**Supplied information:**
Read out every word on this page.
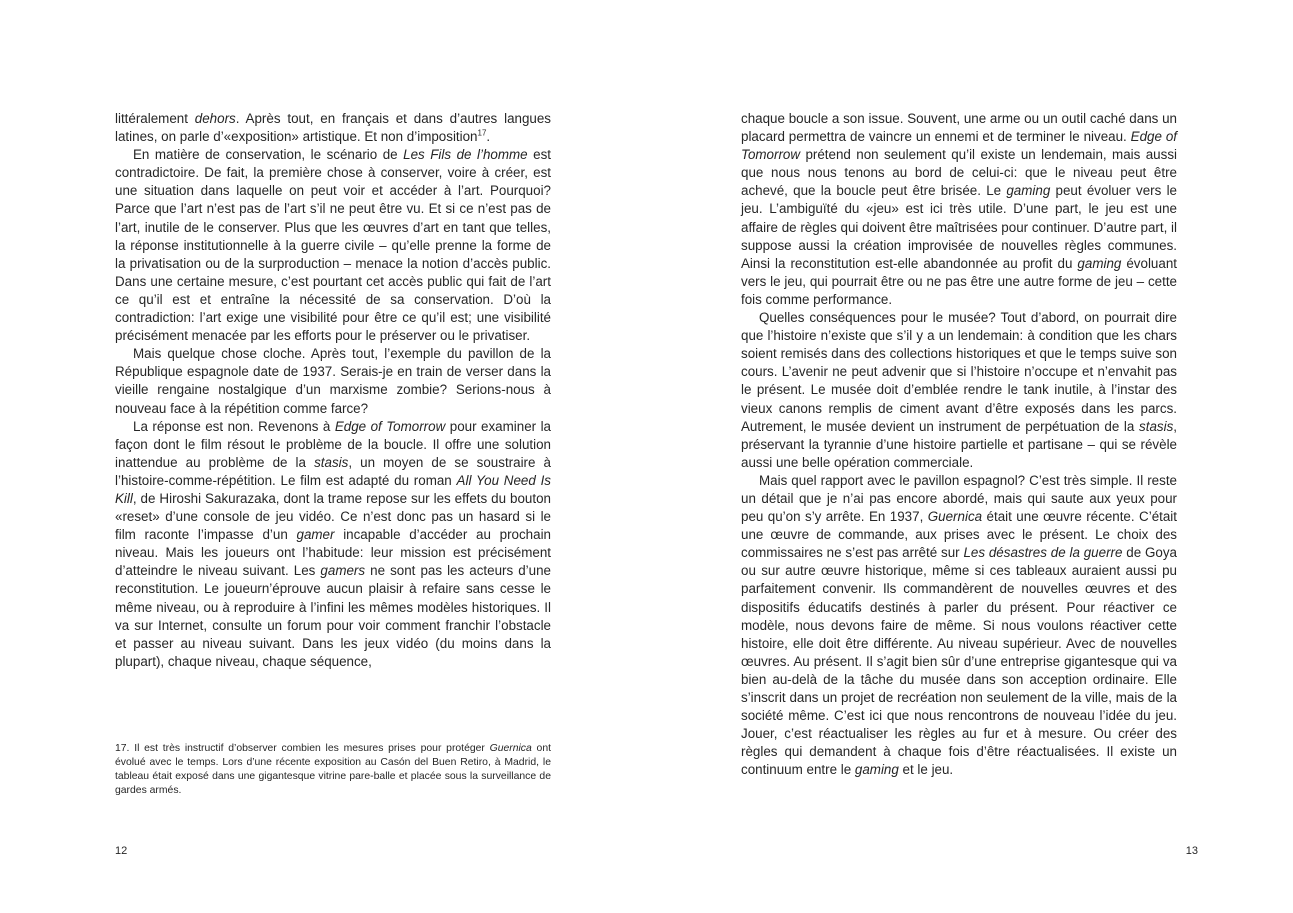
littéralement dehors. Après tout, en français et dans d’autres langues latines, on parle d’«exposition» artistique. Et non d’imposition$^{17}$.

En matière de conservation, le scénario de Les Fils de l’homme est contradictoire. De fait, la première chose à conserver, voire à créer, est une situation dans laquelle on peut voir et accéder à l’art. Pourquoi? Parce que l’art n’est pas de l’art s’il ne peut être vu. Et si ce n’est pas de l’art, inutile de le conserver. Plus que les œuvres d’art en tant que telles, la réponse institutionnelle à la guerre civile – qu’elle prenne la forme de la privatisation ou de la surproduction – menace la notion d’accès public. Dans une certaine mesure, c’est pourtant cet accès public qui fait de l’art ce qu’il est et entraîne la nécessité de sa conservation. D’où la contradiction: l’art exige une visibilité pour être ce qu’il est; une visibilité précisément menacée par les efforts pour le préserver ou le privatiser.

Mais quelque chose cloche. Après tout, l’exemple du pavillon de la République espagnole date de 1937. Serais-je en train de verser dans la vieille rengaine nostalgique d’un marxisme zombie? Serions-nous à nouveau face à la répétition comme farce?

La réponse est non. Revenons à Edge of Tomorrow pour examiner la façon dont le film résout le problème de la boucle. Il offre une solution inattendue au problème de la stasis, un moyen de se soustraire à l’histoire-comme-répétition. Le film est adapté du roman All You Need Is Kill, de Hiroshi Sakurazaka, dont la trame repose sur les effets du bouton «reset» d’une console de jeu vidéo. Ce n’est donc pas un hasard si le film raconte l’impasse d’un gamer incapable d’accéder au prochain niveau. Mais les joueurs ont l’habitude: leur mission est précisément d’atteindre le niveau suivant. Les gamers ne sont pas les acteurs d’une reconstitution. Le joueurn’éprouve aucun plaisir à refaire sans cesse le même niveau, ou à reproduire à l’infini les mêmes modèles historiques. Il va sur Internet, consulte un forum pour voir comment franchir l’obstacle et passer au niveau suivant. Dans les jeux vidéo (du moins dans la plupart), chaque niveau, chaque séquence,

17. Il est très instructif d’observer combien les mesures prises pour protéger Guernica ont évolué avec le temps. Lors d’une récente exposition au Casón del Buen Retiro, à Madrid, le tableau était exposé dans une gigantesque vitrine pare-balle et placée sous la surveillance de gardes armés.

12

chaque boucle a son issue. Souvent, une arme ou un outil caché dans un placard permettra de vaincre un ennemi et de terminer le niveau. Edge of Tomorrow prétend non seulement qu’il existe un lendemain, mais aussi que nous nous tenons au bord de celui-ci: que le niveau peut être achevé, que la boucle peut être brisée. Le gaming peut évoluer vers le jeu. L’ambiguïté du «jeu» est ici très utile. D’une part, le jeu est une affaire de règles qui doivent être maîtrisées pour continuer. D’autre part, il suppose aussi la création improvisée de nouvelles règles communes. Ainsi la reconstitution est-elle abandonnée au profit du gaming évoluant vers le jeu, qui pourrait être ou ne pas être une autre forme de jeu – cette fois comme performance.

Quelles conséquences pour le musée? Tout d’abord, on pourrait dire que l’histoire n’existe que s’il y a un lendemain: à condition que les chars soient remisés dans des collections historiques et que le temps suive son cours. L’avenir ne peut advenir que si l’histoire n’occupe et n’envahit pas le présent. Le musée doit d’emblée rendre le tank inutile, à l’instar des vieux canons remplis de ciment avant d’être exposés dans les parcs. Autrement, le musée devient un instrument de perpétuation de la stasis, préservant la tyrannie d’une histoire partielle et partisane – qui se révèle aussi une belle opération commerciale.

Mais quel rapport avec le pavillon espagnol? C’est très simple. Il reste un détail que je n’ai pas encore abordé, mais qui saute aux yeux pour peu qu’on s’y arrête. En 1937, Guernica était une œuvre récente. C’était une œuvre de commande, aux prises avec le présent. Le choix des commissaires ne s’est pas arrêté sur Les désastres de la guerre de Goya ou sur autre œuvre historique, même si ces tableaux auraient aussi pu parfaitement convenir. Ils commandèrent de nouvelles œuvres et des dispositifs éducatifs destinés à parler du présent. Pour réactiver ce modèle, nous devons faire de même. Si nous voulons réactiver cette histoire, elle doit être différente. Au niveau supérieur. Avec de nouvelles œuvres. Au présent. Il s’agit bien sûr d’une entreprise gigantesque qui va bien au-delà de la tâche du musée dans son acception ordinaire. Elle s’inscrit dans un projet de recréation non seulement de la ville, mais de la société même. C’est ici que nous rencontrons de nouveau l’idée du jeu. Jouer, c’est réactualiser les règles au fur et à mesure. Ou créer des règles qui demandent à chaque fois d’être réactualisées. Il existe un continuum entre le gaming et le jeu.

13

**Task to complete:** Pull out every line containing "exposition".

**Answer to this problem:**
littéralement dehors. Après tout, en français et dans d’autres langues latines, on parle d’«exposition» artistique. Et non d’imposition$^{17}$.
17. Il est très instructif d’observer combien les mesures prises pour protéger Guernica ont évolué avec le temps. Lors d’une récente exposition au Casón del Buen Retiro, à Madrid, le tableau était exposé dans une gigantesque vitrine pare-balle et placée sous la surveillance de gardes armés.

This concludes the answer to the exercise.